Text block:
=== Section Start ===

# Bubbles in poop



## xxxSpikexxx (Jul 30, 2007)

Spike had a well you know :blush: and I checked to see if it looked normal and I seen a few tiny bubbles popping in it  Can cockatiels have gas  from what I heard bubbles are not a good thing. I called the avain vet and left a message. Iam going to see if I can bring a sample in to get a gram stain done. Iam not sure if I have been way to worried but I notice he quivers sometimes and even his crest will quiver too  He still has been talking this morning which is what he usually does. Iam going to watch him close and see what happens. Other than the bubbles his poops look normal.


----------



## Bonny (Mar 19, 2008)

I havent a clue what the bubbles mean but I hope Spike is ok


----------



## Laura (Jul 30, 2007)

Jaime I have heard that bubbles in the droppings either means gas or an infection so yes they can have gas but its good you called your vet it could be just gas but its best to get it checked out and see what the vet says.


----------



## Bea (Jul 26, 2007)

I learn something new everyday here! I never knew that birds could get gas. I hope that's all it is.


----------



## xxxSpikexxx (Jul 30, 2007)

=== Section End ===

Check your understanding:
1. Decide whether each statement agrees with the forum thread "Bubbles in poop": (a) The first post says Spike was not talking this morning. (b) Laura writes that bubbles in the droppings mean either gas or an infection. (c) Bea already knew that birds could get gas. Answer yes or no for each and quote the words of the thread that decide it.
2. Extend the forum thread "Bubbles in poop" from the point where it stops.

Data:
=== Section Start ===

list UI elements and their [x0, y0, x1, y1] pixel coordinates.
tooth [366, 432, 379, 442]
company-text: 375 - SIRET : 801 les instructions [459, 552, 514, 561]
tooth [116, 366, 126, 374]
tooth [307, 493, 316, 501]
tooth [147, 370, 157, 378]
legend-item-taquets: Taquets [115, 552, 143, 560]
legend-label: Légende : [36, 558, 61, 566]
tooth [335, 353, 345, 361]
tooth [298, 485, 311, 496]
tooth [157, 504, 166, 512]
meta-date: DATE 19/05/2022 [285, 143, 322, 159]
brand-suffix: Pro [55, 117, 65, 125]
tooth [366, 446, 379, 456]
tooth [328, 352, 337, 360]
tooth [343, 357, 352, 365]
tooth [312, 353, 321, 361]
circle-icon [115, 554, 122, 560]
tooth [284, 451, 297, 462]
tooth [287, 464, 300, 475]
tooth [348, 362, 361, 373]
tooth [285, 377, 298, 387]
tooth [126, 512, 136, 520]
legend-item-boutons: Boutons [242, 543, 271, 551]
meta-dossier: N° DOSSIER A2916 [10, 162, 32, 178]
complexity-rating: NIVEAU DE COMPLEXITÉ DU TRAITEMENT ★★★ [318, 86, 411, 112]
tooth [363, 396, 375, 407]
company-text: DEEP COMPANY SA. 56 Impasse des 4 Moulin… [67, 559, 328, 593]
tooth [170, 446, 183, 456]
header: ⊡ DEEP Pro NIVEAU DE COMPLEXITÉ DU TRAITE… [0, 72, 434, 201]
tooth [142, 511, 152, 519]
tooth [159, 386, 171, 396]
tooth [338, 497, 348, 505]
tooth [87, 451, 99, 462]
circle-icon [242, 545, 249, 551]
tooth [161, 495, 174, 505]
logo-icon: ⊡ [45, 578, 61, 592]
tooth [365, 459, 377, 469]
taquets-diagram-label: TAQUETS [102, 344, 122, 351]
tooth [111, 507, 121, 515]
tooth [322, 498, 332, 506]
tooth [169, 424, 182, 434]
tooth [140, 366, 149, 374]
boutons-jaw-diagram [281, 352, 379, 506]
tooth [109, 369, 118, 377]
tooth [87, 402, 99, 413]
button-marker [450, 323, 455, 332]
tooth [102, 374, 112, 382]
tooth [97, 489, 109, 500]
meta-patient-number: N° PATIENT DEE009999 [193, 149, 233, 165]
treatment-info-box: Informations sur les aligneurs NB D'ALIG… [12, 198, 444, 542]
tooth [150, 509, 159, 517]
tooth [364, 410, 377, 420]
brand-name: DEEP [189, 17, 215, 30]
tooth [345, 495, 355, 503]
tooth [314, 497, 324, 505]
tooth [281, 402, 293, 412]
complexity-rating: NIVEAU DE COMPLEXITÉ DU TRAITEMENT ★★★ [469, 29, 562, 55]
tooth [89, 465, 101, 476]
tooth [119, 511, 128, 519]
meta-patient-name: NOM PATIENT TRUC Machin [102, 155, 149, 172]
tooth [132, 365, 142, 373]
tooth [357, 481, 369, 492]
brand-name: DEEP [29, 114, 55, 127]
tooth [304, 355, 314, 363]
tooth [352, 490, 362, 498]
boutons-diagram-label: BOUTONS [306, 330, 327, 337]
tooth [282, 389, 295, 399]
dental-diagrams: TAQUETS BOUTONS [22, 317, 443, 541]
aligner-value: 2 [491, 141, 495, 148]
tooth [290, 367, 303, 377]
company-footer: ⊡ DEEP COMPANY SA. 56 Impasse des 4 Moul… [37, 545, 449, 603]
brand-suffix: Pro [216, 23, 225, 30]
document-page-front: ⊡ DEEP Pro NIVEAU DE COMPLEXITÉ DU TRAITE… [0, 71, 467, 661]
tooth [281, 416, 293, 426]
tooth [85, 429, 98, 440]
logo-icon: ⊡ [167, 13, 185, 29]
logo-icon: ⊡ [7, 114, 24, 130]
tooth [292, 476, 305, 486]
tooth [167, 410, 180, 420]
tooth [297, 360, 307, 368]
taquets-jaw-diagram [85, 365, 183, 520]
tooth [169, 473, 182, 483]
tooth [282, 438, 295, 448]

=== Section End ===

Response list:
1.
(a) No: "He still has been talking this morning which is what he usually does."
(b) Yes: "bubbles in the droppings either means gas or an infection"
(c) No: "I never knew that birds could get gas."

2.
The vet said it was just because when they poop in all mixes together  I of course knew that but why the bubbles  I asked if cockatiels could get gas and the lady said no, but she was not the vet. They did not say anything about taking him in for a visit, so Iam just going to weigh him every day and write down the time I weighed him at. I was wondering if it is normal to be able to see your cockatiel breath? There is no tail bobbing though. Also how many times a day do your cockatiels take a nap? Could the quivering be, because we don't have the heat on anymore. Mabey Iam just a little paranoid after the wing clipping :blush: I don't know why though I could never fly to begin with


----------



## Laura (Jul 30, 2007)

Well I am not a vet but I do know the lady is wrong from everything I have read and believe me I read lots they do indeed get gas, Jaime was it an avian vet you talked to, I am confused on that one everything I have read on bubbles or foam in the droppings says either gas or infection I have never heard its because it mixes together  also with the quivering I would keep a close eye on him I don't have the heat on in my house and none of mine do that.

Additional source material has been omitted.